• Written exercise
Output the lines that follow exactly as they are.
● ● ●
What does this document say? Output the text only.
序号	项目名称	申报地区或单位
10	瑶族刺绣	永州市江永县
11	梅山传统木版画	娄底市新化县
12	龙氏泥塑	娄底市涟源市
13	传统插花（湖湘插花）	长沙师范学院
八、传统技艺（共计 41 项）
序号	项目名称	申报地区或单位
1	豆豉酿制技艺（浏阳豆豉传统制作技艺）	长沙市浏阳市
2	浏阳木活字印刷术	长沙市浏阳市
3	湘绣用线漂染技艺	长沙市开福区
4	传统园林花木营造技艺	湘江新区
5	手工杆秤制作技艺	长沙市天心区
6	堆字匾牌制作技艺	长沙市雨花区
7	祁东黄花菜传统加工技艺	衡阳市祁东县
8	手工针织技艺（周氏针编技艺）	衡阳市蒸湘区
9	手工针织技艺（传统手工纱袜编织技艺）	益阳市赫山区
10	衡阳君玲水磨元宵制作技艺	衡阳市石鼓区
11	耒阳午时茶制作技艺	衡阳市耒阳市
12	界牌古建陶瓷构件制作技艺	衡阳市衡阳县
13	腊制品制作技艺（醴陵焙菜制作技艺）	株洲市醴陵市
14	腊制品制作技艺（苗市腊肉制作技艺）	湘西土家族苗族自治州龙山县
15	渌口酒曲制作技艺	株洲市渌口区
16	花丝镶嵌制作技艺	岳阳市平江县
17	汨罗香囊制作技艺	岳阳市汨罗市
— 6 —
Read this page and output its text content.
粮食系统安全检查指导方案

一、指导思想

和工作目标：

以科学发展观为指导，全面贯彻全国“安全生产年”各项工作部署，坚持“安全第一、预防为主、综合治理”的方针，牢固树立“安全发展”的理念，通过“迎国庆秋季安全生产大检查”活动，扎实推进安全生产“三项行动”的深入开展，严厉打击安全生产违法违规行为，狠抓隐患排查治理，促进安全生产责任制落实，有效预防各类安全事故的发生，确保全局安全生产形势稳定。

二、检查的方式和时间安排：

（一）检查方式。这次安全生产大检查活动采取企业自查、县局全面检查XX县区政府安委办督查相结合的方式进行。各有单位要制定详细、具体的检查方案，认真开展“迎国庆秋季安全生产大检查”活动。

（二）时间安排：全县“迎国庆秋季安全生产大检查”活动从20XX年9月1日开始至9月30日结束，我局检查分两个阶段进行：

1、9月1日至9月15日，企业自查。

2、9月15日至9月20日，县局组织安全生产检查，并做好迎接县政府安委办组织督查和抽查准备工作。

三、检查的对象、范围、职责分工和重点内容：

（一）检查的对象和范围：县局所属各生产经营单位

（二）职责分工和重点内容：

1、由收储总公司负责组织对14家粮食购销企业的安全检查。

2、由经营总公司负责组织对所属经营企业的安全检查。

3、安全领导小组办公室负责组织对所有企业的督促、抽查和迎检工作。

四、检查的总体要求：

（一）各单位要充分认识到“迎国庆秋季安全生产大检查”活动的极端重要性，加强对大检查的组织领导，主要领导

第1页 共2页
● ● ●
• Task output
What does this document say? Output the text only.
序号	项目名称	申报地区或单位
10	瑶族刺绣	永州市江永县
11	梅山传统木版画	娄底市新化县
12	龙氏泥塑	娄底市涟源市
13	传统插花（湖湘插花）	长沙师范学院
八、传统技艺（共计 41 项）
序号	项目名称	申报地区或单位
1	豆豉酿制技艺（浏阳豆豉传统制作技艺）	长沙市浏阳市
2	浏阳木活字印刷术	长沙市浏阳市
3	湘绣用线漂染技艺	长沙市开福区
4	传统园林花木营造技艺	湘江新区
5	手工杆秤制作技艺	长沙市天心区
6	堆字匾牌制作技艺	长沙市雨花区
7	祁东黄花菜传统加工技艺	衡阳市祁东县
8	手工针织技艺（周氏针编技艺）	衡阳市蒸湘区
9	手工针织技艺（传统手工纱袜编织技艺）	益阳市赫山区
10	衡阳君玲水磨元宵制作技艺	衡阳市石鼓区
11	耒阳午时茶制作技艺	衡阳市耒阳市
12	界牌古建陶瓷构件制作技艺	衡阳市衡阳县
13	腊制品制作技艺（醴陵焙菜制作技艺）	株洲市醴陵市
14	腊制品制作技艺（苗市腊肉制作技艺）	湘西土家族苗族自治州龙山县
15	渌口酒曲制作技艺	株洲市渌口区
16	花丝镶嵌制作技艺	岳阳市平江县
17	汨罗香囊制作技艺	岳阳市汨罗市
— 6 —
Read this page and output its text content.
粮食系统安全检查指导方案

一、指导思想

和工作目标：

以科学发展观为指导，全面贯彻全国“安全生产年”各项工作部署，坚持“安全第一、预防为主、综合治理”的方针，牢固树立“安全发展”的理念，通过“迎国庆秋季安全生产大检查”活动，扎实推进安全生产“三项行动”的深入开展，严厉打击安全生产违法违规行为，狠抓隐患排查治理，促进安全生产责任制落实，有效预防各类安全事故的发生，确保全局安全生产形势稳定。

二、检查的方式和时间安排：

（一）检查方式。这次安全生产大检查活动采取企业自查、县局全面检查XX县区政府安委办督查相结合的方式进行。各有单位要制定详细、具体的检查方案，认真开展“迎国庆秋季安全生产大检查”活动。

（二）时间安排：全县“迎国庆秋季安全生产大检查”活动从20XX年9月1日开始至9月30日结束，我局检查分两个阶段进行：

1、9月1日至9月15日，企业自查。

2、9月15日至9月20日，县局组织安全生产检查，并做好迎接县政府安委办组织督查和抽查准备工作。

三、检查的对象、范围、职责分工和重点内容：

（一）检查的对象和范围：县局所属各生产经营单位

（二）职责分工和重点内容：

1、由收储总公司负责组织对14家粮食购销企业的安全检查。

2、由经营总公司负责组织对所属经营企业的安全检查。

3、安全领导小组办公室负责组织对所有企业的督促、抽查和迎检工作。

四、检查的总体要求：

（一）各单位要充分认识到“迎国庆秋季安全生产大检查”活动的极端重要性，加强对大检查的组织领导，主要领导

第1页 共2页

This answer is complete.